* BEGIN Information provided *
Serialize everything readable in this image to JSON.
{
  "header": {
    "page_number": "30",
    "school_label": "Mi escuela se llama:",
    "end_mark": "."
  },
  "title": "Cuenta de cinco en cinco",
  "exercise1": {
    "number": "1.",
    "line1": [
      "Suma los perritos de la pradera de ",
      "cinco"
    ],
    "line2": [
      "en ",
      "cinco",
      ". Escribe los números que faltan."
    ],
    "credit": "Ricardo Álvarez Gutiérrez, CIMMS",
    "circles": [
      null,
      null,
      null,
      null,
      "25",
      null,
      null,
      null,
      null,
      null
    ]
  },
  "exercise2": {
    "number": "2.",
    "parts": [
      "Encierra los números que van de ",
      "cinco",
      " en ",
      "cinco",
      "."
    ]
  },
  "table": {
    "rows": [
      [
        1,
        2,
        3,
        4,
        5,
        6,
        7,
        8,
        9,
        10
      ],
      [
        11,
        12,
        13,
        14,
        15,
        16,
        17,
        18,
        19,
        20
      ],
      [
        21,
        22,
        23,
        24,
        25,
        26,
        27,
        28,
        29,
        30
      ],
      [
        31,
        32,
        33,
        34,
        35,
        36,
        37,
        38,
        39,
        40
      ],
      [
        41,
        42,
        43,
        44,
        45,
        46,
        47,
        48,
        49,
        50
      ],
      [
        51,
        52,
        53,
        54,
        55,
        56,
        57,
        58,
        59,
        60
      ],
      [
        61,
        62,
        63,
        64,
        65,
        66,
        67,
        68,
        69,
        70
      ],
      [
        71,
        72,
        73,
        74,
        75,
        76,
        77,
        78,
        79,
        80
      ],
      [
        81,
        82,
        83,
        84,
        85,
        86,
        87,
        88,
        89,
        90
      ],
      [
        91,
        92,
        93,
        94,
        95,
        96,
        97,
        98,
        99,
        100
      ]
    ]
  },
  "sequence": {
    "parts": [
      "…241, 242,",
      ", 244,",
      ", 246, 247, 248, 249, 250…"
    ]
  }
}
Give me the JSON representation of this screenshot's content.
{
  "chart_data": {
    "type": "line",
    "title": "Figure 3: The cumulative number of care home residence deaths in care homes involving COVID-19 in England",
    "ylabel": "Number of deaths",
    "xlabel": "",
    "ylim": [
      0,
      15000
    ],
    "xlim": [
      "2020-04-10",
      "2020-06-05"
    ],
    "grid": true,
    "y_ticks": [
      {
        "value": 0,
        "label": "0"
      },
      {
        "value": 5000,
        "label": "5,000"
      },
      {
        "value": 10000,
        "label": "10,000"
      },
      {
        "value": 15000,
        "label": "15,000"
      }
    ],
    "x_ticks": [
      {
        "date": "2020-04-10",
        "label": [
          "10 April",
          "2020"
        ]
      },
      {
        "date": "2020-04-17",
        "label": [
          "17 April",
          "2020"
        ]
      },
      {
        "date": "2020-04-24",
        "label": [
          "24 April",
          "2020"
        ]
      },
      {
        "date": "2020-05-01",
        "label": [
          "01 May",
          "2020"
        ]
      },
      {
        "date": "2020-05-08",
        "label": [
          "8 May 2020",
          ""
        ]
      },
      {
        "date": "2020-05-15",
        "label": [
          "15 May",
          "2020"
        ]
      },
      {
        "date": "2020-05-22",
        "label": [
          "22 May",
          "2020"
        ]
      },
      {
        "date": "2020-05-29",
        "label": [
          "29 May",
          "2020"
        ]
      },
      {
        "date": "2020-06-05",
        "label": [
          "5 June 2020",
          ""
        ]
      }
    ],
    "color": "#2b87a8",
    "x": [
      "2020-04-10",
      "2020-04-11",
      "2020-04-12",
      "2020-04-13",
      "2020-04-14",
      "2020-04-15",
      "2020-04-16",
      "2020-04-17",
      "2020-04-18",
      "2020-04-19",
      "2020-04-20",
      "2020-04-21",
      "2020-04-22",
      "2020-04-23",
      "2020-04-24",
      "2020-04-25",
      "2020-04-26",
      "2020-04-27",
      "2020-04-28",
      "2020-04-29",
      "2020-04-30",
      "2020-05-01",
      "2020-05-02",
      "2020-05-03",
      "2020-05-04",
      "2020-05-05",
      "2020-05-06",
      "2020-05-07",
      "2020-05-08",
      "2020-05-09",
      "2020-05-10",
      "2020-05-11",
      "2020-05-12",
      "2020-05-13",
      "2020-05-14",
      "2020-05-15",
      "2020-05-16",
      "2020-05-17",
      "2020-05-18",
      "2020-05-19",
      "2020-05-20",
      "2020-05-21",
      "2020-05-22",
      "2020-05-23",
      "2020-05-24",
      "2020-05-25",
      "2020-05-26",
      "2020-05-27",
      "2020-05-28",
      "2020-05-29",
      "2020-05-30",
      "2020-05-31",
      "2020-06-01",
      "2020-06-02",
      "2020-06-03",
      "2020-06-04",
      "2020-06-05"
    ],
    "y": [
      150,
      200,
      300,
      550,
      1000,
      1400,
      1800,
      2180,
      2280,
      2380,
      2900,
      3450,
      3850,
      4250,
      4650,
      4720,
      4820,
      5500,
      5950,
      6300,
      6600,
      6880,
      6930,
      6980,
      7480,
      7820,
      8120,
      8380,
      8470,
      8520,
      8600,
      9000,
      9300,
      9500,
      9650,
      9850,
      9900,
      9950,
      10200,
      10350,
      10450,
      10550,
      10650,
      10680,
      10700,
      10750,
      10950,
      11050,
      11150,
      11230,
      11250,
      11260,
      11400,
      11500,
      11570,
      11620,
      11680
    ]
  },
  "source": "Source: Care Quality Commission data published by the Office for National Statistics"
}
* END Information provided *
▶ _Exercise_
Pick each line holding the word "this" out of the data and copy it.

▶ _Problem solution_
Serialize everything readable in this image to JSON.
Give me the JSON representation of this screenshot's content.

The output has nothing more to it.